### What needs to be done
Without altering anything, repeat each of the records.
-- Begin --
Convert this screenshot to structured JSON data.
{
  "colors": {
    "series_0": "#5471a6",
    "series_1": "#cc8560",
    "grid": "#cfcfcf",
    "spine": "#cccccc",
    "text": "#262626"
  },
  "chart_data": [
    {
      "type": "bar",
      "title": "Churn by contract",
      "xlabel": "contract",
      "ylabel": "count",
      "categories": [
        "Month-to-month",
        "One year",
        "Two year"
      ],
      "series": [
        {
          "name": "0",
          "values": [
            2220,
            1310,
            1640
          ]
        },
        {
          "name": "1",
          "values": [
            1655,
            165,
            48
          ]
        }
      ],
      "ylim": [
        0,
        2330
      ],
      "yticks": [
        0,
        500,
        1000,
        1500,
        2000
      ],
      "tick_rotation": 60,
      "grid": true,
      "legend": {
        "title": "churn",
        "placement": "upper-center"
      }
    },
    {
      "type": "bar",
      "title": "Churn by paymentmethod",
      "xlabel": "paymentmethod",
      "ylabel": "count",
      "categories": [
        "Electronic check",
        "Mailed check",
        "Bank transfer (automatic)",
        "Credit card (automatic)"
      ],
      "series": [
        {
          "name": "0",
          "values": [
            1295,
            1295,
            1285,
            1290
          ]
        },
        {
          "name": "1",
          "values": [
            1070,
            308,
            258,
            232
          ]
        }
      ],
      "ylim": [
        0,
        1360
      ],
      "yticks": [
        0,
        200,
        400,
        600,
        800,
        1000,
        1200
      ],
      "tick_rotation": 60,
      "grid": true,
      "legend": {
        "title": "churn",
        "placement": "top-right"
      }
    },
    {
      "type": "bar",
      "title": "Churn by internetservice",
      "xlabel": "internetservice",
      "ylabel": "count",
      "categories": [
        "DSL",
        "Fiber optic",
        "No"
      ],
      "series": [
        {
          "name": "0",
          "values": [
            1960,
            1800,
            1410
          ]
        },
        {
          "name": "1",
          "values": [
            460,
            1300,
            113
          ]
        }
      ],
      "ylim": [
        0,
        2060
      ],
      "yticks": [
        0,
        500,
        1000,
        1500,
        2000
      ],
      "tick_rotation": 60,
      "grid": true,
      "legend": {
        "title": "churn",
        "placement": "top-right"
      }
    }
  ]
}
-- End --
### Answer to the problem
Convert this screenshot to structured JSON data.
{
  "colors": {
    "series_0": "#5471a6",
    "series_1": "#cc8560",
    "grid": "#cfcfcf",
    "spine": "#cccccc",
    "text": "#262626"
  },
  "chart_data": [
    {
      "type": "bar",
      "title": "Churn by contract",
      "xlabel": "contract",
      "ylabel": "count",
      "categories": [
        "Month-to-month",
        "One year",
        "Two year"
      ],
      "series": [
        {
          "name": "0",
          "values": [
            2220,
            1310,
            1640
          ]
        },
        {
          "name": "1",
          "values": [
            1655,
            165,
            48
          ]
        }
      ],
      "ylim": [
        0,
        2330
      ],
      "yticks": [
        0,
        500,
        1000,
        1500,
        2000
      ],
      "tick_rotation": 60,
      "grid": true,
      "legend": {
        "title": "churn",
        "placement": "upper-center"
      }
    },
    {
      "type": "bar",
      "title": "Churn by paymentmethod",
      "xlabel": "paymentmethod",
      "ylabel": "count",
      "categories": [
        "Electronic check",
        "Mailed check",
        "Bank transfer (automatic)",
        "Credit card (automatic)"
      ],
      "series": [
        {
          "name": "0",
          "values": [
            1295,
            1295,
            1285,
            1290
          ]
        },
        {
          "name": "1",
          "values": [
            1070,
            308,
            258,
            232
          ]
        }
      ],
      "ylim": [
        0,
        1360
      ],
      "yticks": [
        0,
        200,
        400,
        600,
        800,
        1000,
        1200
      ],
      "tick_rotation": 60,
      "grid": true,
      "legend": {
        "title": "churn",
        "placement": "top-right"
      }
    },
    {
      "type": "bar",
      "title": "Churn by internetservice",
      "xlabel": "internetservice",
      "ylabel": "count",
      "categories": [
        "DSL",
        "Fiber optic",
        "No"
      ],
      "series": [
        {
          "name": "0",
          "values": [
            1960,
            1800,
            1410
          ]
        },
        {
          "name": "1",
          "values": [
            460,
            1300,
            113
          ]
        }
      ],
      "ylim": [
        0,
        2060
      ],
      "yticks": [
        0,
        500,
        1000,
        1500,
        2000
      ],
      "tick_rotation": 60,
      "grid": true,
      "legend": {
        "title": "churn",
        "placement": "top-right"
      }
    }
  ]
}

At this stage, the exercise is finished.